Saved data entries:
---*---
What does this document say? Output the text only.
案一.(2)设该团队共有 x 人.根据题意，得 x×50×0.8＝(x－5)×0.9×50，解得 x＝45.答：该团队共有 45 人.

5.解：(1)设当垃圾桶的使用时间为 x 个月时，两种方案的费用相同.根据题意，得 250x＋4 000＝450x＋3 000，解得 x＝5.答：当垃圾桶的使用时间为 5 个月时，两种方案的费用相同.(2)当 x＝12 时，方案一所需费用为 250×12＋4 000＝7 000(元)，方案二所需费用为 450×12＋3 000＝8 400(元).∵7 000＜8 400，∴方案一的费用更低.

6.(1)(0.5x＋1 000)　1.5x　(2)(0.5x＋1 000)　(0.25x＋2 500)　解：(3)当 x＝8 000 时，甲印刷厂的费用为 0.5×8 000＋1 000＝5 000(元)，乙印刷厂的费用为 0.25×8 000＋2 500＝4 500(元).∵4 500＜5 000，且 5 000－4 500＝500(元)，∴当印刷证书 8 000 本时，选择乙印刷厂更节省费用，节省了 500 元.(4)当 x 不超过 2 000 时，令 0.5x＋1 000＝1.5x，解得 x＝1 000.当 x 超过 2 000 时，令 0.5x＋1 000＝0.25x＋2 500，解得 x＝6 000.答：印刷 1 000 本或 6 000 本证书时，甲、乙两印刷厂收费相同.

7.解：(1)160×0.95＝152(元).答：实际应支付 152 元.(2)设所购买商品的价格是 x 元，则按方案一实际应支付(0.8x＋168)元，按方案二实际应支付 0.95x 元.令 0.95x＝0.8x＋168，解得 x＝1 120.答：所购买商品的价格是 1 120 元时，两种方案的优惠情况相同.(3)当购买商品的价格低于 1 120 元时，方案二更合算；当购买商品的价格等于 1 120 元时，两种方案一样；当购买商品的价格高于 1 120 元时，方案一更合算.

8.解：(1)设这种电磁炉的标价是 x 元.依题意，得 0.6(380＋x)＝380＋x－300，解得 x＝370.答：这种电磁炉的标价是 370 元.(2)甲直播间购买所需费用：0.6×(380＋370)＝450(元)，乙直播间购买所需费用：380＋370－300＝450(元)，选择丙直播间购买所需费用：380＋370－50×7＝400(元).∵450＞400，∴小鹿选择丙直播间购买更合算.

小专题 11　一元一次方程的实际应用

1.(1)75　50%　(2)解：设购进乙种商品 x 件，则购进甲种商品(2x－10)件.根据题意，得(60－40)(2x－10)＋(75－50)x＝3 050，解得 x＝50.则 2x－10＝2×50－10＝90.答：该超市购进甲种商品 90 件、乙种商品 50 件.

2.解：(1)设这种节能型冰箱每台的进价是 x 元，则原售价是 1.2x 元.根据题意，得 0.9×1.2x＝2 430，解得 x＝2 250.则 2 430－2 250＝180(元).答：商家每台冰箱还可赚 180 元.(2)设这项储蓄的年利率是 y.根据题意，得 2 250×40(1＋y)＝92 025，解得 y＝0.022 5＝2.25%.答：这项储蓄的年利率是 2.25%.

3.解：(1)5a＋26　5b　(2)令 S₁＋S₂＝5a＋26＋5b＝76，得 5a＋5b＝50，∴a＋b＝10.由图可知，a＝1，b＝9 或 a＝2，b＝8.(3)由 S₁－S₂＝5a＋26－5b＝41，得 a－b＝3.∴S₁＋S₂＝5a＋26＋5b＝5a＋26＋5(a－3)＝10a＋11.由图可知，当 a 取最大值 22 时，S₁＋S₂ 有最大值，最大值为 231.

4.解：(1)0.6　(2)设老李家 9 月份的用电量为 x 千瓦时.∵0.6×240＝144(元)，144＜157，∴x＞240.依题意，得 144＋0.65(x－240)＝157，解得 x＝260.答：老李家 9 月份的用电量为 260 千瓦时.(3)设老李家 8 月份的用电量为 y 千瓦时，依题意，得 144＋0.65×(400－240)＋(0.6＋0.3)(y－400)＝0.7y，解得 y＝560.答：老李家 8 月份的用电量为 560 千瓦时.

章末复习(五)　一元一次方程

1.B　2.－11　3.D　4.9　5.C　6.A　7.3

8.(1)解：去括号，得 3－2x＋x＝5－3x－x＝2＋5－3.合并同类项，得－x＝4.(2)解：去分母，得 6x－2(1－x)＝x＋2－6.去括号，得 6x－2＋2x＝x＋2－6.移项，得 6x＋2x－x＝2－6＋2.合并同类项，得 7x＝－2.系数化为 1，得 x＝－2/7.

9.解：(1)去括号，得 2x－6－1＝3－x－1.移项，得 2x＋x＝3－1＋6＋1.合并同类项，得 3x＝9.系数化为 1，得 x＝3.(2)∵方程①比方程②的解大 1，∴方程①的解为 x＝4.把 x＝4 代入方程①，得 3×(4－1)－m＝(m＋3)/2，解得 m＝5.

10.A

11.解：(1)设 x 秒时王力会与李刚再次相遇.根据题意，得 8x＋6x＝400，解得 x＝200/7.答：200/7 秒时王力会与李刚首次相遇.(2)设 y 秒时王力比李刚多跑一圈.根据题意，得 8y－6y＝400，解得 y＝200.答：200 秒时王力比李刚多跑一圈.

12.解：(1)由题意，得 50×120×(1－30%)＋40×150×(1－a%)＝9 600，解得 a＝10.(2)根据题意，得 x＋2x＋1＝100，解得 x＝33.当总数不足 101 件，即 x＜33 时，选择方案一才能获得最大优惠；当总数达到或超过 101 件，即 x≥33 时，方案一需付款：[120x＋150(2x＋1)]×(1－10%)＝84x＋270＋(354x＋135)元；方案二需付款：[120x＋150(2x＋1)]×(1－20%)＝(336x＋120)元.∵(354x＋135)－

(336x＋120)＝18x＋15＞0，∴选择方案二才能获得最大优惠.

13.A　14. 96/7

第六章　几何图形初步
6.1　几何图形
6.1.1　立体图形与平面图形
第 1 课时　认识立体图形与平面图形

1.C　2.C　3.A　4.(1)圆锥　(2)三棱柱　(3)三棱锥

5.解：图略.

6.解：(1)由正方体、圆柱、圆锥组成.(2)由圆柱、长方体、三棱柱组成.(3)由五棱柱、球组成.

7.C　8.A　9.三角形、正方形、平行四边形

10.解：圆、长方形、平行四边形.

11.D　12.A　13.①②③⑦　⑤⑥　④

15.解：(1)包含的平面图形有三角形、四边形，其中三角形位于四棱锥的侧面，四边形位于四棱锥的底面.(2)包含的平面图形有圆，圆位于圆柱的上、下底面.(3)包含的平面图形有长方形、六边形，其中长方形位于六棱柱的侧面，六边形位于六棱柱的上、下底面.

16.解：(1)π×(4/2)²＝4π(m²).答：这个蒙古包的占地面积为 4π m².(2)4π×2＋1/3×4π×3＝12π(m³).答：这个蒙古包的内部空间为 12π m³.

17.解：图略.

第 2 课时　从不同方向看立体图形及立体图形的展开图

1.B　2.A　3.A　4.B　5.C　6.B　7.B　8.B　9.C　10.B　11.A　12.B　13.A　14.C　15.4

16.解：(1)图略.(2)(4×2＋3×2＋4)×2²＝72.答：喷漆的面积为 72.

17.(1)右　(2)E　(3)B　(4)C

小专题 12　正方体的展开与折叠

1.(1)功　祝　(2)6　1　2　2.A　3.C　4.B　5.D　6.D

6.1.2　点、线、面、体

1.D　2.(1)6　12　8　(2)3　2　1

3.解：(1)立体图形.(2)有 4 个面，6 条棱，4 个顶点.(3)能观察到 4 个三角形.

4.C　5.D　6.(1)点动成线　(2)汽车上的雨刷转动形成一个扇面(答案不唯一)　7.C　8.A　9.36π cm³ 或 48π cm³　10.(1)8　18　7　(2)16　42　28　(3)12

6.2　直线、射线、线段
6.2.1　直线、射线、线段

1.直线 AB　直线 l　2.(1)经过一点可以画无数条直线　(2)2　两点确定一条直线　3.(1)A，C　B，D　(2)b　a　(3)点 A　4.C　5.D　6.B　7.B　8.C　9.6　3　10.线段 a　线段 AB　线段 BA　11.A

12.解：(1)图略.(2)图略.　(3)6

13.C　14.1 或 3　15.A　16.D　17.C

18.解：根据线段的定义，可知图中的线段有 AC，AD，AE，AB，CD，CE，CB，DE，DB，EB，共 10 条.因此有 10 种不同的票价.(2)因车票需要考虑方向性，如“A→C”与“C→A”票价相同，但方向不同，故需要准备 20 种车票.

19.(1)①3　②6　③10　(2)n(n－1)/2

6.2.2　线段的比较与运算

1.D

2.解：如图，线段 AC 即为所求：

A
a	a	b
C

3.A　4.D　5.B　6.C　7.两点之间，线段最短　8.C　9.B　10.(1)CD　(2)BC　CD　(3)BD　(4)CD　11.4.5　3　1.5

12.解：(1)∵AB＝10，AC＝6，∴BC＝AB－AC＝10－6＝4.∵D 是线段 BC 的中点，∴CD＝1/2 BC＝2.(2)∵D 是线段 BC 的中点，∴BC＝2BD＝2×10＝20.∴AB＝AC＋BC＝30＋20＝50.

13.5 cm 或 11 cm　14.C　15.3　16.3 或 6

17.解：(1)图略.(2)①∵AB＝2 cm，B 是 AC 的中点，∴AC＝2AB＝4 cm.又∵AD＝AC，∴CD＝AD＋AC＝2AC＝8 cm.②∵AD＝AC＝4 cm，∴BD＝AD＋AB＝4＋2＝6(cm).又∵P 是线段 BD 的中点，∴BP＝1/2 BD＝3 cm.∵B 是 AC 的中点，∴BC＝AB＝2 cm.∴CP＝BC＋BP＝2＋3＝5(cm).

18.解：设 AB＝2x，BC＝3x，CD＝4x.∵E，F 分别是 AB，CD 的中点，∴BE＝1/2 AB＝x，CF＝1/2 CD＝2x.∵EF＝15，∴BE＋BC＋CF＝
---*---
From the listing above, pick out every line containing "合并同类项".

Solution to the problem ::
8.(1)解：去括号，得 3－2x＋x＝5－3x－x＝2＋5－3.合并同类项，得－x＝4.(2)解：去分母，得 6x－2(1－x)＝x＋2－6.去括号，得 6x－2＋2x＝x＋2－6.移项，得 6x＋2x－x＝2－6＋2.合并同类项，得 7x＝－2.系数化为 1，得 x＝－2/7.
9.解：(1)去括号，得 2x－6－1＝3－x－1.移项，得 2x＋x＝3－1＋6＋1.合并同类项，得 3x＝9.系数化为 1，得 x＝3.(2)∵方程①比方程②的解大 1，∴方程①的解为 x＝4.把 x＝4 代入方程①，得 3×(4－1)－m＝(m＋3)/2，解得 m＝5.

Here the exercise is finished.